> **Work instructions**: Reproduce all records verbatim.

Dataset listings of figures
───

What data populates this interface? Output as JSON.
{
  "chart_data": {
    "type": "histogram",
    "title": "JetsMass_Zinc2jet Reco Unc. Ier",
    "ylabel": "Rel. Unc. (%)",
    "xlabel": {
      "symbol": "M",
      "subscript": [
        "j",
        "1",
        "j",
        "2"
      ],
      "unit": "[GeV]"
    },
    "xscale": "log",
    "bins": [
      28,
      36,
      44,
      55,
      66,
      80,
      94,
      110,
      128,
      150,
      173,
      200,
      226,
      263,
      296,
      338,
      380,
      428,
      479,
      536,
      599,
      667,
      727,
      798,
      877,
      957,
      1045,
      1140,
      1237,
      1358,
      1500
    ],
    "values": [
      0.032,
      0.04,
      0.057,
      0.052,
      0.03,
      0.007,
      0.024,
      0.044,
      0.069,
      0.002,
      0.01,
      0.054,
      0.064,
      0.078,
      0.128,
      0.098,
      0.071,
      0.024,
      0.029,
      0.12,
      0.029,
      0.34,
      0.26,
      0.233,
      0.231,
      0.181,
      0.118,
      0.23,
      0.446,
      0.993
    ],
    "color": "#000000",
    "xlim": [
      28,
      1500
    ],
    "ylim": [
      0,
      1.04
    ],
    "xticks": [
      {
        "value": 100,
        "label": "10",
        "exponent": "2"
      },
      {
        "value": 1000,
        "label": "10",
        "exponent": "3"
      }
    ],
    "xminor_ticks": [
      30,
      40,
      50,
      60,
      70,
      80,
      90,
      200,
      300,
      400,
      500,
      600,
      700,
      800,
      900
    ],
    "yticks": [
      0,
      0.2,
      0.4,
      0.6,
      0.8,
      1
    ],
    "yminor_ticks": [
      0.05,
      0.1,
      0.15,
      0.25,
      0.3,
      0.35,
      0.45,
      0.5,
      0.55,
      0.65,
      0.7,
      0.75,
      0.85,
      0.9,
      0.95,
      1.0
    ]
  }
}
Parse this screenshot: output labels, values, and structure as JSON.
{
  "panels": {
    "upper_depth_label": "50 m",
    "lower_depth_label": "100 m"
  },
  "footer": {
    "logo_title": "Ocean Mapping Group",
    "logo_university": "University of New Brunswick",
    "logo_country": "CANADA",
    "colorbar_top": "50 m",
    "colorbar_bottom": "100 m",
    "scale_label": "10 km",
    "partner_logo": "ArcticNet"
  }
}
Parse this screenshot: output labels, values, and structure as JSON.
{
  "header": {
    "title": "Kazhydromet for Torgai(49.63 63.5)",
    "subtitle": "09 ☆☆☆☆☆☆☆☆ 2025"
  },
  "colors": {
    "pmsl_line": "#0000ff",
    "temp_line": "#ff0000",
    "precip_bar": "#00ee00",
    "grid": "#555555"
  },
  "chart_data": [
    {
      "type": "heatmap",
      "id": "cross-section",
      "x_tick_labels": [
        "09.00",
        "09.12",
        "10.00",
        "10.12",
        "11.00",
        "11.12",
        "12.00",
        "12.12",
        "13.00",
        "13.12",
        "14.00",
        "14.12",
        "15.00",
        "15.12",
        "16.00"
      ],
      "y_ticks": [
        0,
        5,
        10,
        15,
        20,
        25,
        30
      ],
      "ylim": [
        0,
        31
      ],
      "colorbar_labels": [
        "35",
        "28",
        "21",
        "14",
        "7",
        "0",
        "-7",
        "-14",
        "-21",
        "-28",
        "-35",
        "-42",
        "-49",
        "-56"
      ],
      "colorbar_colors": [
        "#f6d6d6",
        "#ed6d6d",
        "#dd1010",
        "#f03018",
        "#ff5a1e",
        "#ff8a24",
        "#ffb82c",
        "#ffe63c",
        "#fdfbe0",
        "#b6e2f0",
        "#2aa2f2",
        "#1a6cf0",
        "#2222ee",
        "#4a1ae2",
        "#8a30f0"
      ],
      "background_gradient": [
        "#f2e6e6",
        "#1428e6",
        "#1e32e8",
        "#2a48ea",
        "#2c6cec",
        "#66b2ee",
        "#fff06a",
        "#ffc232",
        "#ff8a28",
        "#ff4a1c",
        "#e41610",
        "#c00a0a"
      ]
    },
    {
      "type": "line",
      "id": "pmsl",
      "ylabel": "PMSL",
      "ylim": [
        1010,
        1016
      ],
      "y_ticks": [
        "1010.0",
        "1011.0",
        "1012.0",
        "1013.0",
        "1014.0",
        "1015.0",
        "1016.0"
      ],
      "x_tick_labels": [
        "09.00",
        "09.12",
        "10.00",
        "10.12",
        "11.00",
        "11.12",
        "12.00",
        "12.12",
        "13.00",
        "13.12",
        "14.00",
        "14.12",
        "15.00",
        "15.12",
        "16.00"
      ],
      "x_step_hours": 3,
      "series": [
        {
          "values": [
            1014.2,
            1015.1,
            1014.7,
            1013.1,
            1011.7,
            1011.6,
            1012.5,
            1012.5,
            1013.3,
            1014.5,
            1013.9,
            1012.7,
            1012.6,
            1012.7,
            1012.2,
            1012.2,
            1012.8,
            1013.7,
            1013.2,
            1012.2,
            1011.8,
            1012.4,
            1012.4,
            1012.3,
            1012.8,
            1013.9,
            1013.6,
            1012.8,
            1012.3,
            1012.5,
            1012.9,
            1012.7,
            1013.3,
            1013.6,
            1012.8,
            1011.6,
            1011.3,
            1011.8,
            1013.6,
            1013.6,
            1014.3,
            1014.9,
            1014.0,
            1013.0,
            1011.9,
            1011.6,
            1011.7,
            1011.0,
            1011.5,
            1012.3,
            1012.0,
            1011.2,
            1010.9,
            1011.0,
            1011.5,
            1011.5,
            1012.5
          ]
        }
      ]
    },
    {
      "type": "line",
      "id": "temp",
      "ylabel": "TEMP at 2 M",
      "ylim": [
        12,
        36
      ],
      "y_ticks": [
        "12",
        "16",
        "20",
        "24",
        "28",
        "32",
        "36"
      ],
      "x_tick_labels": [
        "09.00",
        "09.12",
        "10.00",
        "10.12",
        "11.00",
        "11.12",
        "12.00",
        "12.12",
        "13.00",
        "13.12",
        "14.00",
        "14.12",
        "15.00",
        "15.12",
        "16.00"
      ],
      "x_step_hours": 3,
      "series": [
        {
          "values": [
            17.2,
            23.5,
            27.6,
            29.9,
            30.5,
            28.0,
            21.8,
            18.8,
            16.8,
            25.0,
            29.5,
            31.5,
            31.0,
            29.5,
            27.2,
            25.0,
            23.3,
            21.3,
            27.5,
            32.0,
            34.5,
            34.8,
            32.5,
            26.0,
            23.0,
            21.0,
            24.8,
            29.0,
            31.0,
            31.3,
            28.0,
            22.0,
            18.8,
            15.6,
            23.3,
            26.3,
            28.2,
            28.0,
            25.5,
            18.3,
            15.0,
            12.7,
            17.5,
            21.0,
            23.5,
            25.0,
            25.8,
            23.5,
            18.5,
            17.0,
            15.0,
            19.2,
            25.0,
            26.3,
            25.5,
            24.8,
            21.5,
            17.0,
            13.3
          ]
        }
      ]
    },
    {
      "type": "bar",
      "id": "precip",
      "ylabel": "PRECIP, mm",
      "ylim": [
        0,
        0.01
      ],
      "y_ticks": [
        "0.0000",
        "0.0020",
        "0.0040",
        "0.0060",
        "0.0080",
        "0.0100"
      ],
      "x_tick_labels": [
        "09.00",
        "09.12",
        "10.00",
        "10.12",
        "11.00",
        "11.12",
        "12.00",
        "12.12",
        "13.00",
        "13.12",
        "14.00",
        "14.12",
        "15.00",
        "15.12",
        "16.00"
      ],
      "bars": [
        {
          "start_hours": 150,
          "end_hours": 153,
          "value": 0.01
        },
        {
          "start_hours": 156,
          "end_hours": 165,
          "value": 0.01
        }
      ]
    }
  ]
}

───

> **Written solution**:
What data populates this interface? Output as JSON.
{
  "chart_data": {
    "type": "histogram",
    "title": "JetsMass_Zinc2jet Reco Unc. Ier",
    "ylabel": "Rel. Unc. (%)",
    "xlabel": {
      "symbol": "M",
      "subscript": [
        "j",
        "1",
        "j",
        "2"
      ],
      "unit": "[GeV]"
    },
    "xscale": "log",
    "bins": [
      28,
      36,
      44,
      55,
      66,
      80,
      94,
      110,
      128,
      150,
      173,
      200,
      226,
      263,
      296,
      338,
      380,
      428,
      479,
      536,
      599,
      667,
      727,
      798,
      877,
      957,
      1045,
      1140,
      1237,
      1358,
      1500
    ],
    "values": [
      0.032,
      0.04,
      0.057,
      0.052,
      0.03,
      0.007,
      0.024,
      0.044,
      0.069,
      0.002,
      0.01,
      0.054,
      0.064,
      0.078,
      0.128,
      0.098,
      0.071,
      0.024,
      0.029,
      0.12,
      0.029,
      0.34,
      0.26,
      0.233,
      0.231,
      0.181,
      0.118,
      0.23,
      0.446,
      0.993
    ],
    "color": "#000000",
    "xlim": [
      28,
      1500
    ],
    "ylim": [
      0,
      1.04
    ],
    "xticks": [
      {
        "value": 100,
        "label": "10",
        "exponent": "2"
      },
      {
        "value": 1000,
        "label": "10",
        "exponent": "3"
      }
    ],
    "xminor_ticks": [
      30,
      40,
      50,
      60,
      70,
      80,
      90,
      200,
      300,
      400,
      500,
      600,
      700,
      800,
      900
    ],
    "yticks": [
      0,
      0.2,
      0.4,
      0.6,
      0.8,
      1
    ],
    "yminor_ticks": [
      0.05,
      0.1,
      0.15,
      0.25,
      0.3,
      0.35,
      0.45,
      0.5,
      0.55,
      0.65,
      0.7,
      0.75,
      0.85,
      0.9,
      0.95,
      1.0
    ]
  }
}
Parse this screenshot: output labels, values, and structure as JSON.
{
  "panels": {
    "upper_depth_label": "50 m",
    "lower_depth_label": "100 m"
  },
  "footer": {
    "logo_title": "Ocean Mapping Group",
    "logo_university": "University of New Brunswick",
    "logo_country": "CANADA",
    "colorbar_top": "50 m",
    "colorbar_bottom": "100 m",
    "scale_label": "10 km",
    "partner_logo": "ArcticNet"
  }
}
Parse this screenshot: output labels, values, and structure as JSON.
{
  "header": {
    "title": "Kazhydromet for Torgai(49.63 63.5)",
    "subtitle": "09 ☆☆☆☆☆☆☆☆ 2025"
  },
  "colors": {
    "pmsl_line": "#0000ff",
    "temp_line": "#ff0000",
    "precip_bar": "#00ee00",
    "grid": "#555555"
  },
  "chart_data": [
    {
      "type": "heatmap",
      "id": "cross-section",
      "x_tick_labels": [
        "09.00",
        "09.12",
        "10.00",
        "10.12",
        "11.00",
        "11.12",
        "12.00",
        "12.12",
        "13.00",
        "13.12",
        "14.00",
        "14.12",
        "15.00",
        "15.12",
        "16.00"
      ],
      "y_ticks": [
        0,
        5,
        10,
        15,
        20,
        25,
        30
      ],
      "ylim": [
        0,
        31
      ],
      "colorbar_labels": [
        "35",
        "28",
        "21",
        "14",
        "7",
        "0",
        "-7",
        "-14",
        "-21",
        "-28",
        "-35",
        "-42",
        "-49",
        "-56"
      ],
      "colorbar_colors": [
        "#f6d6d6",
        "#ed6d6d",
        "#dd1010",
        "#f03018",
        "#ff5a1e",
        "#ff8a24",
        "#ffb82c",
        "#ffe63c",
        "#fdfbe0",
        "#b6e2f0",
        "#2aa2f2",
        "#1a6cf0",
        "#2222ee",
        "#4a1ae2",
        "#8a30f0"
      ],
      "background_gradient": [
        "#f2e6e6",
        "#1428e6",
        "#1e32e8",
        "#2a48ea",
        "#2c6cec",
        "#66b2ee",
        "#fff06a",
        "#ffc232",
        "#ff8a28",
        "#ff4a1c",
        "#e41610",
        "#c00a0a"
      ]
    },
    {
      "type": "line",
      "id": "pmsl",
      "ylabel": "PMSL",
      "ylim": [
        1010,
        1016
      ],
      "y_ticks": [
        "1010.0",
        "1011.0",
        "1012.0",
        "1013.0",
        "1014.0",
        "1015.0",
        "1016.0"
      ],
      "x_tick_labels": [
        "09.00",
        "09.12",
        "10.00",
        "10.12",
        "11.00",
        "11.12",
        "12.00",
        "12.12",
        "13.00",
        "13.12",
        "14.00",
        "14.12",
        "15.00",
        "15.12",
        "16.00"
      ],
      "x_step_hours": 3,
      "series": [
        {
          "values": [
            1014.2,
            1015.1,
            1014.7,
            1013.1,
            1011.7,
            1011.6,
            1012.5,
            1012.5,
            1013.3,
            1014.5,
            1013.9,
            1012.7,
            1012.6,
            1012.7,
            1012.2,
            1012.2,
            1012.8,
            1013.7,
            1013.2,
            1012.2,
            1011.8,
            1012.4,
            1012.4,
            1012.3,
            1012.8,
            1013.9,
            1013.6,
            1012.8,
            1012.3,
            1012.5,
            1012.9,
            1012.7,
            1013.3,
            1013.6,
            1012.8,
            1011.6,
            1011.3,
            1011.8,
            1013.6,
            1013.6,
            1014.3,
            1014.9,
            1014.0,
            1013.0,
            1011.9,
            1011.6,
            1011.7,
            1011.0,
            1011.5,
            1012.3,
            1012.0,
            1011.2,
            1010.9,
            1011.0,
            1011.5,
            1011.5,
            1012.5
          ]
        }
      ]
    },
    {
      "type": "line",
      "id": "temp",
      "ylabel": "TEMP at 2 M",
      "ylim": [
        12,
        36
      ],
      "y_ticks": [
        "12",
        "16",
        "20",
        "24",
        "28",
        "32",
        "36"
      ],
      "x_tick_labels": [
        "09.00",
        "09.12",
        "10.00",
        "10.12",
        "11.00",
        "11.12",
        "12.00",
        "12.12",
        "13.00",
        "13.12",
        "14.00",
        "14.12",
        "15.00",
        "15.12",
        "16.00"
      ],
      "x_step_hours": 3,
      "series": [
        {
          "values": [
            17.2,
            23.5,
            27.6,
            29.9,
            30.5,
            28.0,
            21.8,
            18.8,
            16.8,
            25.0,
            29.5,
            31.5,
            31.0,
            29.5,
            27.2,
            25.0,
            23.3,
            21.3,
            27.5,
            32.0,
            34.5,
            34.8,
            32.5,
            26.0,
            23.0,
            21.0,
            24.8,
            29.0,
            31.0,
            31.3,
            28.0,
            22.0,
            18.8,
            15.6,
            23.3,
            26.3,
            28.2,
            28.0,
            25.5,
            18.3,
            15.0,
            12.7,
            17.5,
            21.0,
            23.5,
            25.0,
            25.8,
            23.5,
            18.5,
            17.0,
            15.0,
            19.2,
            25.0,
            26.3,
            25.5,
            24.8,
            21.5,
            17.0,
            13.3
          ]
        }
      ]
    },
    {
      "type": "bar",
      "id": "precip",
      "ylabel": "PRECIP, mm",
      "ylim": [
        0,
        0.01
      ],
      "y_ticks": [
        "0.0000",
        "0.0020",
        "0.0040",
        "0.0060",
        "0.0080",
        "0.0100"
      ],
      "x_tick_labels": [
        "09.00",
        "09.12",
        "10.00",
        "10.12",
        "11.00",
        "11.12",
        "12.00",
        "12.12",
        "13.00",
        "13.12",
        "14.00",
        "14.12",
        "15.00",
        "15.12",
        "16.00"
      ],
      "bars": [
        {
          "start_hours": 150,
          "end_hours": 153,
          "value": 0.01
        },
        {
          "start_hours": 156,
          "end_hours": 165,
          "value": 0.01
        }
      ]
    }
  ]
}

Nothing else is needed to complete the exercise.